Tasks to perform>
• a. The passage on U.S. policy toward regime change in the Middle East names the countries where it says American-style democracy has not taken root easily. List all of these countries.
• b. In the passage on U.S. policy toward regime change in the Middle East, who fell from power in Egypt around the time of the Libyan campaign?
• c. Carry on the passage about U.S. regime change in the Middle East, starting after its final sentence.

Source passage>
━━━

As a result, Al Qaeda moved in force into Iraq, carrying on both attacks against American forces, and then against Shiite Muslims in the country. Iran responded by filling the power vacuum with Shiite supporters such as the Madhi Army. These two groups brought Iraq into the verge of Civil War, before the Sunni backed Al Qaeda was pushed out of the country.

America should have learned valuable lessons from both Afghanistan and Iraq. Regime change in the Middle East is often the prelude to anarchy, violence, and greater bloodshed. And dictatorial regimes can be seen as being far superior to the violence which follows their demise. American styled Democracy does not take root easily in the Middle East, as has been seen in Iraq, Afghanistan, Egypt, Syria, and Libya.

Instead, the current American strategy is still to support and fight for regime change. In the case of Libya, this was successful, and a military campaign ousted Gadhafi from power, leading to his death and the formation of a new government. Around the same time, Mubarak fell from power in Egypt, bringing in new “democratic” elections.

━━━

Entries shown>

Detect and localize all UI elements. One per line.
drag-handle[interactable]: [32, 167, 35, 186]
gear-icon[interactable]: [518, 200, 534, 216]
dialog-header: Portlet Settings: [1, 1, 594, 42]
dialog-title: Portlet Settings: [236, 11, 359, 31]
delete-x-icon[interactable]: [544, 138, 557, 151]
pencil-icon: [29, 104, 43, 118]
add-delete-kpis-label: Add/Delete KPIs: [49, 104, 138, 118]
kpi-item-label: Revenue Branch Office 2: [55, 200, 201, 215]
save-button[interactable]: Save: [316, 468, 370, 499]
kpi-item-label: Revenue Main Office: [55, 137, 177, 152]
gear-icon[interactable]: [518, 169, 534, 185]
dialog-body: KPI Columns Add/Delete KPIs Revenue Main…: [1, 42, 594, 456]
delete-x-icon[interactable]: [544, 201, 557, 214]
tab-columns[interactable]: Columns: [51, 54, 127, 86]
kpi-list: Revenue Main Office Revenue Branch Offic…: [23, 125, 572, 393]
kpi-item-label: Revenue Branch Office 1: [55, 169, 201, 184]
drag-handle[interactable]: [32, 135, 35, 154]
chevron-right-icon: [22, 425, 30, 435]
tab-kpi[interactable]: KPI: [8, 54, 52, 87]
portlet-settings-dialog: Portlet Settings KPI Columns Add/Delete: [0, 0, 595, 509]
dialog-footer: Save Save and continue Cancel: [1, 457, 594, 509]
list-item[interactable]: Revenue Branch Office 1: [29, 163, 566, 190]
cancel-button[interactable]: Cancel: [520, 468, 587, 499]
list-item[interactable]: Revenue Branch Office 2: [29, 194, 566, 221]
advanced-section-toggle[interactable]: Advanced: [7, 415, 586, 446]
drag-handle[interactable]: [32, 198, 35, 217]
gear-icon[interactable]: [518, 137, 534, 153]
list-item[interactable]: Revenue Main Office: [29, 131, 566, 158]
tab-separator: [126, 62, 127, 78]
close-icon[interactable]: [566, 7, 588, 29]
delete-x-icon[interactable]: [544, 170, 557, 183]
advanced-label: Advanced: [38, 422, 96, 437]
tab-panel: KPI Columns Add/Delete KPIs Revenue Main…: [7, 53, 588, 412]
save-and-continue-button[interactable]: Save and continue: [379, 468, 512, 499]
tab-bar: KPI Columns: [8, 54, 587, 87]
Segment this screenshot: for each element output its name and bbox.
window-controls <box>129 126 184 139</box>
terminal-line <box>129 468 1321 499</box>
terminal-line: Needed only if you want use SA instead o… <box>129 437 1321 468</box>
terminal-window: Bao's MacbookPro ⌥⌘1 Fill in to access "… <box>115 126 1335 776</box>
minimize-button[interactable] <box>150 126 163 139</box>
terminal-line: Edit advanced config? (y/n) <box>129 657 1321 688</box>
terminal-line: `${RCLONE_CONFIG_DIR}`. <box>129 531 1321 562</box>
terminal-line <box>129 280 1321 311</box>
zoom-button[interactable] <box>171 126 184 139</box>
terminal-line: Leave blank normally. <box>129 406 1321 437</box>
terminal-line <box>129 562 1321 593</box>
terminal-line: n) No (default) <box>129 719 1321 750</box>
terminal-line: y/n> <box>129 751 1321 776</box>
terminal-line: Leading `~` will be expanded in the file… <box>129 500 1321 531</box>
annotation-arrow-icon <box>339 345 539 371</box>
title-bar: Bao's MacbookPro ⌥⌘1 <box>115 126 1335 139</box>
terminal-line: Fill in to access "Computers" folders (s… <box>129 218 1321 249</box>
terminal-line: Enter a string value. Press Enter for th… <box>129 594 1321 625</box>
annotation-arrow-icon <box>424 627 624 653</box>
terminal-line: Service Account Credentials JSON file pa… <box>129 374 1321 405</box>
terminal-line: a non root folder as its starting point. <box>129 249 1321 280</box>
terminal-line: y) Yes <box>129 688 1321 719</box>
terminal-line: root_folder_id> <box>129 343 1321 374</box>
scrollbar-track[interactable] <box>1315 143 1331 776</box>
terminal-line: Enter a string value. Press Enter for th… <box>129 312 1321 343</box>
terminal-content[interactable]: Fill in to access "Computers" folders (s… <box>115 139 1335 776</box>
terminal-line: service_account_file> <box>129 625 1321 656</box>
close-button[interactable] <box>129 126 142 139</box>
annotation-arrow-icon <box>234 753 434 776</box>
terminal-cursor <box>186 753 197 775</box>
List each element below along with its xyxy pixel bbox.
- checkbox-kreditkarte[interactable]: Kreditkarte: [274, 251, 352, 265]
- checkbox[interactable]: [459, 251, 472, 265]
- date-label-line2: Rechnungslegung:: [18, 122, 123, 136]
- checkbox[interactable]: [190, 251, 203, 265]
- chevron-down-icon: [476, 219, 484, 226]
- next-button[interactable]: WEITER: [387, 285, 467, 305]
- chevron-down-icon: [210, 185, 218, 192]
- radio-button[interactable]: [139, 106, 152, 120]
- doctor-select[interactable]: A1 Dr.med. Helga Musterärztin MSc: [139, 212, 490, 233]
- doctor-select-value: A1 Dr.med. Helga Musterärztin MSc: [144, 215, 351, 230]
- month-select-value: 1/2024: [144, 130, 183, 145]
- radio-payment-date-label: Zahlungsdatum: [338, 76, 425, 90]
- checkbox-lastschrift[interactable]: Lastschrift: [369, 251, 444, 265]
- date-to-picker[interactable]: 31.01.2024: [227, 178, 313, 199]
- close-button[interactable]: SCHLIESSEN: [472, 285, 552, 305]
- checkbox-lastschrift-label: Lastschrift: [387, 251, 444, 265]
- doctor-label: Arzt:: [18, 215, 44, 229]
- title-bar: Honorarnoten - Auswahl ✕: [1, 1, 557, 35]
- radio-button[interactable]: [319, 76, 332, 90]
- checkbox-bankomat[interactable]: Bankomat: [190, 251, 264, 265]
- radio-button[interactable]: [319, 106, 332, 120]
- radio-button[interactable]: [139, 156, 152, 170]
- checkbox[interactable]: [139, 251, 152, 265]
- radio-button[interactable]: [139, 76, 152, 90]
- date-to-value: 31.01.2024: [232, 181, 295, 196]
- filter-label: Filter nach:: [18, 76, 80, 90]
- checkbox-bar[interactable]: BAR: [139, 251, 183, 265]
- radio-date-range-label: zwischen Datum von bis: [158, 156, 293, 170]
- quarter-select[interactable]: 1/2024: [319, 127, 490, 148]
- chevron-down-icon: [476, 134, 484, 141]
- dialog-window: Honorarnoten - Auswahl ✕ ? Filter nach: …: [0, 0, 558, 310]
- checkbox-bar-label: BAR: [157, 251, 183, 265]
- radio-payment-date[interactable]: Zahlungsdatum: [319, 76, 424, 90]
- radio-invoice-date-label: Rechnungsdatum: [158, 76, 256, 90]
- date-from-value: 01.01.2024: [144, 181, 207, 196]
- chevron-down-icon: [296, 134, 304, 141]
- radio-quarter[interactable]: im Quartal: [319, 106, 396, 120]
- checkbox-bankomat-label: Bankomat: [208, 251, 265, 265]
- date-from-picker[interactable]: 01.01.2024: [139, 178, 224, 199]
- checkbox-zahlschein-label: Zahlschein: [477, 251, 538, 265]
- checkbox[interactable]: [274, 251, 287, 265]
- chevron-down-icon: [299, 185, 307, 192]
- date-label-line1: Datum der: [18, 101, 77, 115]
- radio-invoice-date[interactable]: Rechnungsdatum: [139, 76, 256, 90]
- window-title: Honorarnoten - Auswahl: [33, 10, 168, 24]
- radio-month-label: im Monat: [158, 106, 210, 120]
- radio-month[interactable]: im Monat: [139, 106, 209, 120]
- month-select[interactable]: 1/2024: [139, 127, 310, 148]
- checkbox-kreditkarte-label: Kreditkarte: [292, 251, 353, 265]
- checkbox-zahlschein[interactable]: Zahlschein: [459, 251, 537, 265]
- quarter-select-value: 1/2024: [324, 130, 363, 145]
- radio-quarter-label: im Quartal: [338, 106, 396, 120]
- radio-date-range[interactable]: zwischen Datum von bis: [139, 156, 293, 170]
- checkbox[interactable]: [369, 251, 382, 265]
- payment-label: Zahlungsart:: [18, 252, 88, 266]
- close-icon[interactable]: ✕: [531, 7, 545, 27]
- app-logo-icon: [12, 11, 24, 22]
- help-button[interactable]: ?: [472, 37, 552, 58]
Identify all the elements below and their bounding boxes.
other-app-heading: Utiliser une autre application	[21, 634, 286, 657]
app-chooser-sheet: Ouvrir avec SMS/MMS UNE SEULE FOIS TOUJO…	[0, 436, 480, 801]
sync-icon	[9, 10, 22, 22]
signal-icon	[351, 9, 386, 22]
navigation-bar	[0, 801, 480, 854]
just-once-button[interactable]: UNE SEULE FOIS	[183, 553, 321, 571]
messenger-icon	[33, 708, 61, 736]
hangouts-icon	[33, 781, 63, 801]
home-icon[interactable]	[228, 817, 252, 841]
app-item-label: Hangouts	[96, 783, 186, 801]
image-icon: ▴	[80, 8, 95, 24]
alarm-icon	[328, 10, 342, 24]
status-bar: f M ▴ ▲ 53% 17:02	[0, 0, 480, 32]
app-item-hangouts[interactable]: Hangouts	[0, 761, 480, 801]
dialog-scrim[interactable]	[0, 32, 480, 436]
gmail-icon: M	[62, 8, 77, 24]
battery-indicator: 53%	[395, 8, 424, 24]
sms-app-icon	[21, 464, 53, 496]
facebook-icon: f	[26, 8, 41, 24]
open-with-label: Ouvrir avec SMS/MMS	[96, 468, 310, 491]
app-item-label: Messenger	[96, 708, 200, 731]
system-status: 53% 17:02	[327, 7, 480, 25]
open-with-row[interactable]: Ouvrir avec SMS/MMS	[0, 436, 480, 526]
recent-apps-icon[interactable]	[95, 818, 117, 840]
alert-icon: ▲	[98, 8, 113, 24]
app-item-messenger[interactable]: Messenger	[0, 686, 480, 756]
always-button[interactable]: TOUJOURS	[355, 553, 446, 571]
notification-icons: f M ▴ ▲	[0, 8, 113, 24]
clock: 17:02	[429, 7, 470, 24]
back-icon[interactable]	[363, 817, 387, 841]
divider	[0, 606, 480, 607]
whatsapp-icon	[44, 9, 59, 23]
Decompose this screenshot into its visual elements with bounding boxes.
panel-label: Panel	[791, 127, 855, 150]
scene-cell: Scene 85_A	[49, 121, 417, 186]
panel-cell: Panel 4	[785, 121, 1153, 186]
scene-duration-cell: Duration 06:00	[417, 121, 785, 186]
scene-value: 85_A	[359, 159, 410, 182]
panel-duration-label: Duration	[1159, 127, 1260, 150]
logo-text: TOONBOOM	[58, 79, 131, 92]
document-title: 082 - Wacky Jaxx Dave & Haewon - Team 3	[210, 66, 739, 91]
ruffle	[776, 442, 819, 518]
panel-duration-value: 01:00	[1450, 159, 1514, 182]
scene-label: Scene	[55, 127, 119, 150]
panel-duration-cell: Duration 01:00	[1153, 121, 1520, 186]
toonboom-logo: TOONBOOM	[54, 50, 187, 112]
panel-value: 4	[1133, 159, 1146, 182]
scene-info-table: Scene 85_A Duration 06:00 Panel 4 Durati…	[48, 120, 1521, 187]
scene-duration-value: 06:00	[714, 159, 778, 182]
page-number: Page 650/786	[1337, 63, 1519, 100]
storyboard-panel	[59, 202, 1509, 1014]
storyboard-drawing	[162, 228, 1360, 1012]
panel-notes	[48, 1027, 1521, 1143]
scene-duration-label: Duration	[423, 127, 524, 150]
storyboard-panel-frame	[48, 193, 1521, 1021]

━━━

The answers>
• a. Iraq, Afghanistan, Egypt, Syria, Libya

• b. Mubarak

• c.
The Arab Spring was touted by pundits, activists, and neoconservatives as being an amazing example of “People Power” rising up against oppressive regimes and overcoming them through willpower and the might of the population. It was seen as being a new wave of freedom and democracy in the Middle East. Very few voices, in the days of Libya’s revolution, sought to criticize the movements in Egypt, Bahrain, Libya, Tunisia, Syria, and Yemen. After all, were not the governments in question corrupt, violent, and despotic? Isn’t the rule by the people the best kind of government?

American writers, bloggers, political scientists, and activists were not the only ones watching and rejoicing at the Arab Spring. Al Qaeda was watching events very carefully also. With the death of Usama Bin Laden, and on the run worldwide, Al Qaeda was in dire need of another safe haven, where they could regroup and plan their comeback. The Arab Spring gave them exactly this. It was a movement which posed serious threats to the secular, despotic governments who had so often waged war against them. In every country which has seen regime change, or attempted regime change, the Governments have waged an often brutal war against Al Qaeda and other jihadist groups. Libya, Egypt, and Syria had all sought to destroy their influence and power. And with these governments now crumbling, Al Qaeda saw the creation of more political vacuums. And as we have seen before, whenever there is a vacuum, the Jihadists are quick to try and take advantage of the opportunity.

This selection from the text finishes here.